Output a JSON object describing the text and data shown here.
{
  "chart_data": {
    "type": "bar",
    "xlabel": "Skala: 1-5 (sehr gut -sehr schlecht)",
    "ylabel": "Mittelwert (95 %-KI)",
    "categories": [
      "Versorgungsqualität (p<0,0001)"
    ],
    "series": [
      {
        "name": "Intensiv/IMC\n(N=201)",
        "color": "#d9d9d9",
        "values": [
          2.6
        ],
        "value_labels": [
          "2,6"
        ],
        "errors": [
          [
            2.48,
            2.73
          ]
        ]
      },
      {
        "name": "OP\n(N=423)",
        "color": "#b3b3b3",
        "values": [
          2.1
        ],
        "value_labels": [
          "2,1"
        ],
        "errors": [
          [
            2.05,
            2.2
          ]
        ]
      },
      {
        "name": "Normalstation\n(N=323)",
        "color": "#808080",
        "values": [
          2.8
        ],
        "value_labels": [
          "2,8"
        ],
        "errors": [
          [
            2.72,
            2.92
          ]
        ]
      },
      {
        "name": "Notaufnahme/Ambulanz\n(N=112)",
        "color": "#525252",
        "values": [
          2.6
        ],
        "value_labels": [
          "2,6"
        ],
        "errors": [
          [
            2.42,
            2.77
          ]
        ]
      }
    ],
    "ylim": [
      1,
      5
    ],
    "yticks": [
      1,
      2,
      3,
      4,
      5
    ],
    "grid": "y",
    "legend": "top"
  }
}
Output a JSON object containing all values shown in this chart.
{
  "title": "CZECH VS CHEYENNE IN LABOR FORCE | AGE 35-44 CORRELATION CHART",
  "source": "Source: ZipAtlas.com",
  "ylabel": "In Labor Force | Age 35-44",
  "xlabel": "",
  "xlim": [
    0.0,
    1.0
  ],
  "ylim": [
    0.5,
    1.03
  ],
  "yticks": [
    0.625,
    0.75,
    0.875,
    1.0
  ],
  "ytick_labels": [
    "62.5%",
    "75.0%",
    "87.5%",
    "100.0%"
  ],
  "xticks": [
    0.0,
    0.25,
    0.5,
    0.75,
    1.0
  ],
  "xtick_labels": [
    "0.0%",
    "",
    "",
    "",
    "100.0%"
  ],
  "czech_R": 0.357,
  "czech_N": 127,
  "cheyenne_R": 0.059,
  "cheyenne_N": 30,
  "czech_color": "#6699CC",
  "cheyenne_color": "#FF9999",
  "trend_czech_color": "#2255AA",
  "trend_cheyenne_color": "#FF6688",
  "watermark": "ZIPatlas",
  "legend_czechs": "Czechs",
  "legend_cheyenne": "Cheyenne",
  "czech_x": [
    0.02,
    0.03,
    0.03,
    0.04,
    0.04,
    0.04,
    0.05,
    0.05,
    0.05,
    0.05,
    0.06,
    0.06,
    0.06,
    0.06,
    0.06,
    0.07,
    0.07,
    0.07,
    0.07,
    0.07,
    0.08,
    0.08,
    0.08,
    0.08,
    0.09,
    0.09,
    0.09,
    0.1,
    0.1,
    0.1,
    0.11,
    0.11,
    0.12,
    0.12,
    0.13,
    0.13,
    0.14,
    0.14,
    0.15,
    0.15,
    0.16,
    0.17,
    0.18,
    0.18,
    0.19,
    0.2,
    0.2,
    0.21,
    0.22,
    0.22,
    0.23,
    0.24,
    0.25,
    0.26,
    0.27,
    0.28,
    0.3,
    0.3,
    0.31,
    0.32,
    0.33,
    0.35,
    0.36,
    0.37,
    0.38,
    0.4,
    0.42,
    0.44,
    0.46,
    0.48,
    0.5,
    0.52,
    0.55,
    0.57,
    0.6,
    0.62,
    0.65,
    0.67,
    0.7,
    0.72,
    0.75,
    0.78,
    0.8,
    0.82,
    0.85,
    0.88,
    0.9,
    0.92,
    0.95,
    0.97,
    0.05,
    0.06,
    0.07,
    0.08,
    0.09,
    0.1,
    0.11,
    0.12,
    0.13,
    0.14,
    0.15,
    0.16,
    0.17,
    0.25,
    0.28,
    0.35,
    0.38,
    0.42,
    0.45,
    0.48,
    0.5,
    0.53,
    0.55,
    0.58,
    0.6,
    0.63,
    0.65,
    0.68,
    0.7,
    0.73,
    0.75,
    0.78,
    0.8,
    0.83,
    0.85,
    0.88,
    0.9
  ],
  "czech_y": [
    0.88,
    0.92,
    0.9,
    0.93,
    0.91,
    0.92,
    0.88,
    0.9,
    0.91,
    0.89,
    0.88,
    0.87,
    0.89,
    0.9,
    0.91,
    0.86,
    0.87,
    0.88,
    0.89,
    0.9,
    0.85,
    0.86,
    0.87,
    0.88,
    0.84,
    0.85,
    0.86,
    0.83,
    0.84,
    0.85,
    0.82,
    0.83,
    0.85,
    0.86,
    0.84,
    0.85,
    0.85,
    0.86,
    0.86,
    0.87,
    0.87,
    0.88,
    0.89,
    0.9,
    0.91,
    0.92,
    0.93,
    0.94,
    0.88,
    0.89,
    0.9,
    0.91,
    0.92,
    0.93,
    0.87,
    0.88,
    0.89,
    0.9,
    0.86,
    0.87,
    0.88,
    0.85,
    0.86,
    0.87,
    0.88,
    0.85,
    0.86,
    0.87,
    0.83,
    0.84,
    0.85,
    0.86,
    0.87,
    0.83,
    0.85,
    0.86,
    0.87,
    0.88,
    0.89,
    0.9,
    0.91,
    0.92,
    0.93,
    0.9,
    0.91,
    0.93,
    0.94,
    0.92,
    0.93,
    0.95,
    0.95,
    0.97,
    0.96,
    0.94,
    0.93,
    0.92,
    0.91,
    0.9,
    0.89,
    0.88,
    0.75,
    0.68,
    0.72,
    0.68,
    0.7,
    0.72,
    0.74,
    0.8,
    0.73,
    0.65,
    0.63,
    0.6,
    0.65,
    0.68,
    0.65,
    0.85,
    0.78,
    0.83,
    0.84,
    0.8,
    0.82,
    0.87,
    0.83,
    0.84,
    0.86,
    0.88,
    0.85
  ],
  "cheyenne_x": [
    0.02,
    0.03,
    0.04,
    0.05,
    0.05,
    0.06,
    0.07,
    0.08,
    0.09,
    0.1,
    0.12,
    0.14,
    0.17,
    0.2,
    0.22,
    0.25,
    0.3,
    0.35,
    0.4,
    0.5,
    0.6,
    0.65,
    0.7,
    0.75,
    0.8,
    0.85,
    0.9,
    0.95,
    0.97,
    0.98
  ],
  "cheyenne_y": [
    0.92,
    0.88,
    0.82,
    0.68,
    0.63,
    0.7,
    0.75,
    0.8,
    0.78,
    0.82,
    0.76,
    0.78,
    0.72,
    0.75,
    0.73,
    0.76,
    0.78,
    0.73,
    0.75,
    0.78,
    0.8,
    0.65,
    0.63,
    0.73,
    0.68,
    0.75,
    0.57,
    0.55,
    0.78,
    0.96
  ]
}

== Exercise prompt ==
Pull out all lines containing the word "xlabel" from the entries above.

== Answer to this exercise ==
    "xlabel": "Skala: 1-5 (sehr gut -sehr schlecht)",
  "xlabel": "",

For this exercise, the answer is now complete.